Data to process start

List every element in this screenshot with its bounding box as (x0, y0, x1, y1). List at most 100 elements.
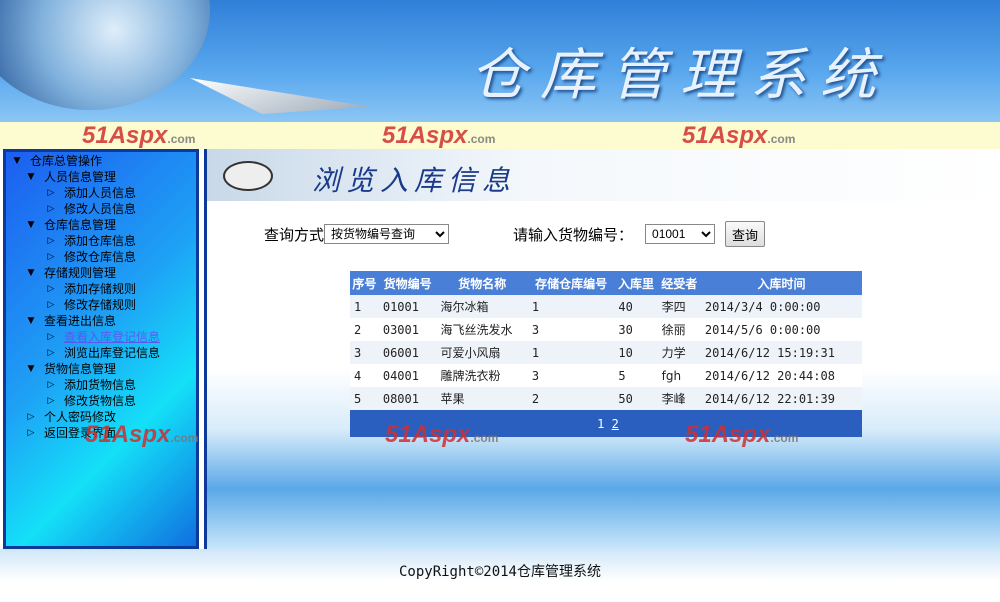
column-header: 入库里 (614, 271, 658, 295)
tree-node-label[interactable]: 添加仓库信息 (64, 233, 136, 249)
expanded-arrow-icon[interactable]: ▼ (24, 313, 38, 329)
table-row: 3 06001 可爱小风扇 1 10 力学 2014/6/12 15:19:31 (350, 341, 862, 364)
tree-node-label[interactable]: 修改仓库信息 (64, 249, 136, 265)
tree-link[interactable]: ▷ 修改货物信息 (10, 393, 192, 409)
collapsed-arrow-icon[interactable]: ▷ (44, 329, 58, 345)
column-header: 经受者 (657, 271, 701, 295)
globe-image (0, 0, 210, 110)
paper-plane-image (190, 78, 370, 114)
expanded-arrow-icon[interactable]: ▼ (24, 217, 38, 233)
tree-group[interactable]: ▼ 仓库信息管理 (10, 217, 192, 233)
table-cell: 30 (614, 318, 658, 341)
goods-code-label: 请输入货物编号： (513, 225, 634, 244)
tree-node-label[interactable]: 修改人员信息 (64, 201, 136, 217)
goods-code-select[interactable]: 01001 (645, 224, 716, 244)
table-cell: 08001 (378, 387, 437, 410)
tree-node-label[interactable]: 仓库总管操作 (30, 153, 102, 169)
query-mode-select[interactable]: 按货物编号查询 (324, 224, 450, 244)
tree-group[interactable]: ▼ 货物信息管理 (10, 361, 192, 377)
table-cell: 1 (350, 295, 379, 318)
main-content: 浏览入库信息 查询方式 按货物编号查询 请输入货物编号： 01001 查询 序号… (85, 149, 1000, 549)
title-bar: 浏览入库信息 (207, 149, 1000, 201)
tree-node-label[interactable]: 添加存储规则 (64, 281, 136, 297)
tree-group[interactable]: ▼ 人员信息管理 (10, 169, 192, 185)
table-cell: 01001 (378, 295, 437, 318)
tree-node-label[interactable]: 浏览出库登记信息 (64, 345, 160, 361)
table-cell: 雕牌洗衣粉 (436, 364, 528, 387)
watermark-strip: 51Aspx.com 51Aspx.com 51Aspx.com (0, 122, 1000, 149)
collapsed-arrow-icon[interactable]: ▷ (44, 297, 58, 313)
ant-mascot-icon (223, 161, 273, 191)
expanded-arrow-icon[interactable]: ▼ (24, 361, 38, 377)
tree-link[interactable]: ▷ 添加货物信息 (10, 377, 192, 393)
table-cell: 10 (614, 341, 658, 364)
table-cell: 2 (527, 387, 615, 410)
collapsed-arrow-icon[interactable]: ▷ (44, 249, 58, 265)
tree-node-label[interactable]: 人员信息管理 (44, 169, 116, 185)
collapsed-arrow-icon[interactable]: ▷ (44, 393, 58, 409)
collapsed-arrow-icon[interactable]: ▷ (24, 409, 38, 425)
expanded-arrow-icon[interactable]: ▼ (10, 153, 24, 169)
query-form: 查询方式 按货物编号查询 请输入货物编号： 01001 查询 (264, 221, 766, 247)
tree-root[interactable]: ▼ 仓库总管操作 (10, 153, 192, 169)
watermark-logo: 51Aspx.com (382, 122, 495, 150)
collapsed-arrow-icon[interactable]: ▷ (44, 377, 58, 393)
collapsed-arrow-icon[interactable]: ▷ (44, 233, 58, 249)
tree-link[interactable]: ▷ 添加人员信息 (10, 185, 192, 201)
watermark-logo: 51Aspx.com (85, 421, 198, 449)
sidebar-tree: ▼ 仓库总管操作 ▼ 人员信息管理 ▷ 添加人员信息 ▷ 修改人员信息 ▼ 仓库信息管理 ▷ 添加仓库… (3, 149, 199, 549)
query-button[interactable]: 查询 (725, 221, 766, 247)
tree-node-label[interactable]: 货物信息管理 (44, 361, 116, 377)
collapsed-arrow-icon[interactable]: ▷ (44, 201, 58, 217)
tree-group[interactable]: ▼ 存储规则管理 (10, 265, 192, 281)
table-cell: 1 (527, 341, 615, 364)
tree-link[interactable]: ▷ 修改人员信息 (10, 201, 192, 217)
collapsed-arrow-icon[interactable]: ▷ (44, 345, 58, 361)
watermark-logo: 51Aspx.com (682, 122, 795, 150)
tree-link[interactable]: ▷ 添加仓库信息 (10, 233, 192, 249)
table-cell: 2014/6/12 22:01:39 (700, 387, 862, 410)
collapsed-arrow-icon[interactable]: ▷ (44, 185, 58, 201)
tree-node-label[interactable]: 存储规则管理 (44, 265, 116, 281)
expanded-arrow-icon[interactable]: ▼ (24, 265, 38, 281)
tree-node-label[interactable]: 仓库信息管理 (44, 217, 116, 233)
expanded-arrow-icon[interactable]: ▼ (24, 169, 38, 185)
watermark-text: 51Aspx (682, 122, 768, 149)
tree-link[interactable]: ▷ 浏览出库登记信息 (10, 345, 192, 361)
watermark-text: 51Aspx (82, 122, 168, 149)
tree-link[interactable]: ▷ 查看入库登记信息 (10, 329, 192, 345)
tree-link[interactable]: ▷ 修改存储规则 (10, 297, 192, 313)
tree-node-label[interactable]: 查看进出信息 (44, 313, 116, 329)
watermark-suffix: .com (167, 132, 196, 146)
table-cell: 2014/6/12 15:19:31 (700, 341, 862, 364)
page-link-1: 1 (597, 416, 605, 431)
column-header: 货物名称 (436, 271, 528, 295)
table-cell: 4 (350, 364, 379, 387)
tree-node-label[interactable]: 查看入库登记信息 (64, 329, 160, 345)
inbound-table: 序号 货物编号 货物名称 存储仓库编号 入库里 经受者 入库时间 1 01001 海尔冰箱 1 40… (350, 271, 862, 437)
table-row: 4 04001 雕牌洗衣粉 3 5 fgh 2014/6/12 20:44:08 (350, 364, 862, 387)
tree-link[interactable]: ▷ 添加存储规则 (10, 281, 192, 297)
table-cell: 力学 (657, 341, 701, 364)
tree-node-label[interactable]: 修改存储规则 (64, 297, 136, 313)
collapsed-arrow-icon[interactable]: ▷ (24, 425, 38, 441)
header-banner: 仓库管理系统 (0, 0, 1000, 122)
footer: CopyRight©2014仓库管理系统 (0, 549, 1000, 602)
tree-node-label[interactable]: 添加人员信息 (64, 185, 136, 201)
column-header: 货物编号 (378, 271, 437, 295)
table-cell: 5 (350, 387, 379, 410)
tree-node-label[interactable]: 添加货物信息 (64, 377, 136, 393)
table-cell: 40 (614, 295, 658, 318)
collapsed-arrow-icon[interactable]: ▷ (44, 281, 58, 297)
page-link-2[interactable]: 2 (612, 417, 619, 431)
watermark-suffix: .com (467, 132, 496, 146)
tree-link[interactable]: ▷ 修改仓库信息 (10, 249, 192, 265)
table-cell: 可爱小风扇 (436, 341, 528, 364)
table-cell: 06001 (378, 341, 437, 364)
tree-group[interactable]: ▼ 查看进出信息 (10, 313, 192, 329)
tree-node-label[interactable]: 修改货物信息 (64, 393, 136, 409)
table-header-row: 序号 货物编号 货物名称 存储仓库编号 入库里 经受者 入库时间 (350, 271, 862, 295)
table-cell: 2014/5/6 0:00:00 (700, 318, 862, 341)
watermark-text: 51Aspx (85, 421, 171, 448)
copyright-text: CopyRight©2014仓库管理系统 (398, 564, 601, 580)
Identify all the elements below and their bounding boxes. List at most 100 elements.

Data to process end

Written problem
Rewrite all of the rows above, replacing every "collapsed-arrow-icon" with "closed-arrow-icon" and keeping everything else the same. Leave the pictures out.

Answer for this exercise
List every element in this screenshot with its bounding box as (x0, y0, x1, y1). List at most 100 elements.
column-header: 入库里 (614, 271, 658, 295)
tree-node-label[interactable]: 添加仓库信息 (64, 233, 136, 249)
expanded-arrow-icon[interactable]: ▼ (24, 313, 38, 329)
table-row: 3 06001 可爱小风扇 1 10 力学 2014/6/12 15:19:31 (350, 341, 862, 364)
tree-node-label[interactable]: 修改仓库信息 (64, 249, 136, 265)
tree-link[interactable]: ▷ 修改货物信息 (10, 393, 192, 409)
closed-arrow-icon[interactable]: ▷ (44, 329, 58, 345)
column-header: 经受者 (657, 271, 701, 295)
globe-image (0, 0, 210, 110)
paper-plane-image (190, 78, 370, 114)
expanded-arrow-icon[interactable]: ▼ (24, 217, 38, 233)
tree-group[interactable]: ▼ 仓库信息管理 (10, 217, 192, 233)
table-cell: 30 (614, 318, 658, 341)
goods-code-label: 请输入货物编号： (513, 225, 634, 244)
tree-node-label[interactable]: 修改人员信息 (64, 201, 136, 217)
goods-code-select[interactable]: 01001 (645, 224, 716, 244)
table-cell: 08001 (378, 387, 437, 410)
tree-node-label[interactable]: 仓库总管操作 (30, 153, 102, 169)
query-mode-select[interactable]: 按货物编号查询 (324, 224, 450, 244)
tree-group[interactable]: ▼ 货物信息管理 (10, 361, 192, 377)
table-cell: 1 (350, 295, 379, 318)
main-content: 浏览入库信息 查询方式 按货物编号查询 请输入货物编号： 01001 查询 序号… (85, 149, 1000, 549)
title-bar: 浏览入库信息 (207, 149, 1000, 201)
tree-node-label[interactable]: 添加存储规则 (64, 281, 136, 297)
tree-group[interactable]: ▼ 人员信息管理 (10, 169, 192, 185)
table-cell: 01001 (378, 295, 437, 318)
tree-node-label[interactable]: 浏览出库登记信息 (64, 345, 160, 361)
table-cell: 雕牌洗衣粉 (436, 364, 528, 387)
watermark-strip: 51Aspx.com 51Aspx.com 51Aspx.com (0, 122, 1000, 149)
closed-arrow-icon[interactable]: ▷ (44, 297, 58, 313)
ant-mascot-icon (223, 161, 273, 191)
expanded-arrow-icon[interactable]: ▼ (24, 361, 38, 377)
tree-link[interactable]: ▷ 添加货物信息 (10, 377, 192, 393)
table-cell: 10 (614, 341, 658, 364)
table-cell: 2 (527, 387, 615, 410)
closed-arrow-icon[interactable]: ▷ (44, 249, 58, 265)
tree-node-label[interactable]: 人员信息管理 (44, 169, 116, 185)
closed-arrow-icon[interactable]: ▷ (44, 393, 58, 409)
closed-arrow-icon[interactable]: ▷ (24, 409, 38, 425)
expanded-arrow-icon[interactable]: ▼ (10, 153, 24, 169)
query-form: 查询方式 按货物编号查询 请输入货物编号： 01001 查询 (264, 221, 766, 247)
tree-root[interactable]: ▼ 仓库总管操作 (10, 153, 192, 169)
watermark-logo: 51Aspx.com (382, 122, 495, 150)
closed-arrow-icon[interactable]: ▷ (44, 377, 58, 393)
closed-arrow-icon[interactable]: ▷ (44, 233, 58, 249)
tree-link[interactable]: ▷ 添加人员信息 (10, 185, 192, 201)
watermark-logo: 51Aspx.com (85, 421, 198, 449)
sidebar-tree: ▼ 仓库总管操作 ▼ 人员信息管理 ▷ 添加人员信息 ▷ 修改人员信息 ▼ 仓库信息管理 ▷ 添加仓库… (3, 149, 199, 549)
query-button[interactable]: 查询 (725, 221, 766, 247)
tree-node-label[interactable]: 货物信息管理 (44, 361, 116, 377)
closed-arrow-icon[interactable]: ▷ (44, 201, 58, 217)
tree-group[interactable]: ▼ 存储规则管理 (10, 265, 192, 281)
table-cell: 1 (527, 341, 615, 364)
tree-link[interactable]: ▷ 修改人员信息 (10, 201, 192, 217)
closed-arrow-icon[interactable]: ▷ (44, 345, 58, 361)
watermark-logo: 51Aspx.com (682, 122, 795, 150)
tree-link[interactable]: ▷ 添加仓库信息 (10, 233, 192, 249)
table-cell: 2014/6/12 22:01:39 (700, 387, 862, 410)
closed-arrow-icon[interactable]: ▷ (44, 185, 58, 201)
tree-node-label[interactable]: 存储规则管理 (44, 265, 116, 281)
expanded-arrow-icon[interactable]: ▼ (24, 265, 38, 281)
tree-node-label[interactable]: 仓库信息管理 (44, 217, 116, 233)
expanded-arrow-icon[interactable]: ▼ (24, 169, 38, 185)
watermark-text: 51Aspx (682, 122, 768, 149)
tree-link[interactable]: ▷ 浏览出库登记信息 (10, 345, 192, 361)
watermark-text: 51Aspx (82, 122, 168, 149)
tree-link[interactable]: ▷ 查看入库登记信息 (10, 329, 192, 345)
tree-link[interactable]: ▷ 修改存储规则 (10, 297, 192, 313)
tree-node-label[interactable]: 查看进出信息 (44, 313, 116, 329)
watermark-suffix: .com (167, 132, 196, 146)
table-cell: 2014/6/12 15:19:31 (700, 341, 862, 364)
page-link-1: 1 (597, 416, 605, 431)
column-header: 货物名称 (436, 271, 528, 295)
table-cell: 4 (350, 364, 379, 387)
tree-node-label[interactable]: 查看入库登记信息 (64, 329, 160, 345)
inbound-table: 序号 货物编号 货物名称 存储仓库编号 入库里 经受者 入库时间 1 01001 海尔冰箱 1 40… (350, 271, 862, 437)
table-row: 4 04001 雕牌洗衣粉 3 5 fgh 2014/6/12 20:44:08 (350, 364, 862, 387)
tree-link[interactable]: ▷ 添加存储规则 (10, 281, 192, 297)
table-cell: 力学 (657, 341, 701, 364)
tree-node-label[interactable]: 修改存储规则 (64, 297, 136, 313)
closed-arrow-icon[interactable]: ▷ (24, 425, 38, 441)
header-banner: 仓库管理系统 (0, 0, 1000, 122)
footer: CopyRight©2014仓库管理系统 (0, 549, 1000, 602)
tree-node-label[interactable]: 添加人员信息 (64, 185, 136, 201)
column-header: 货物编号 (378, 271, 437, 295)
table-cell: 5 (350, 387, 379, 410)
tree-node-label[interactable]: 添加货物信息 (64, 377, 136, 393)
table-cell: 40 (614, 295, 658, 318)
closed-arrow-icon[interactable]: ▷ (44, 281, 58, 297)
page-link-2[interactable]: 2 (612, 417, 619, 431)
watermark-suffix: .com (467, 132, 496, 146)
tree-link[interactable]: ▷ 修改仓库信息 (10, 249, 192, 265)
table-cell: 可爱小风扇 (436, 341, 528, 364)
table-cell: 06001 (378, 341, 437, 364)
tree-group[interactable]: ▼ 查看进出信息 (10, 313, 192, 329)
tree-node-label[interactable]: 修改货物信息 (64, 393, 136, 409)
table-header-row: 序号 货物编号 货物名称 存储仓库编号 入库里 经受者 入库时间 (350, 271, 862, 295)
table-cell: 2014/5/6 0:00:00 (700, 318, 862, 341)
watermark-text: 51Aspx (85, 421, 171, 448)
copyright-text: CopyRight©2014仓库管理系统 (398, 564, 601, 580)
Identify all the elements below and their bounding boxes. List at most 100 elements.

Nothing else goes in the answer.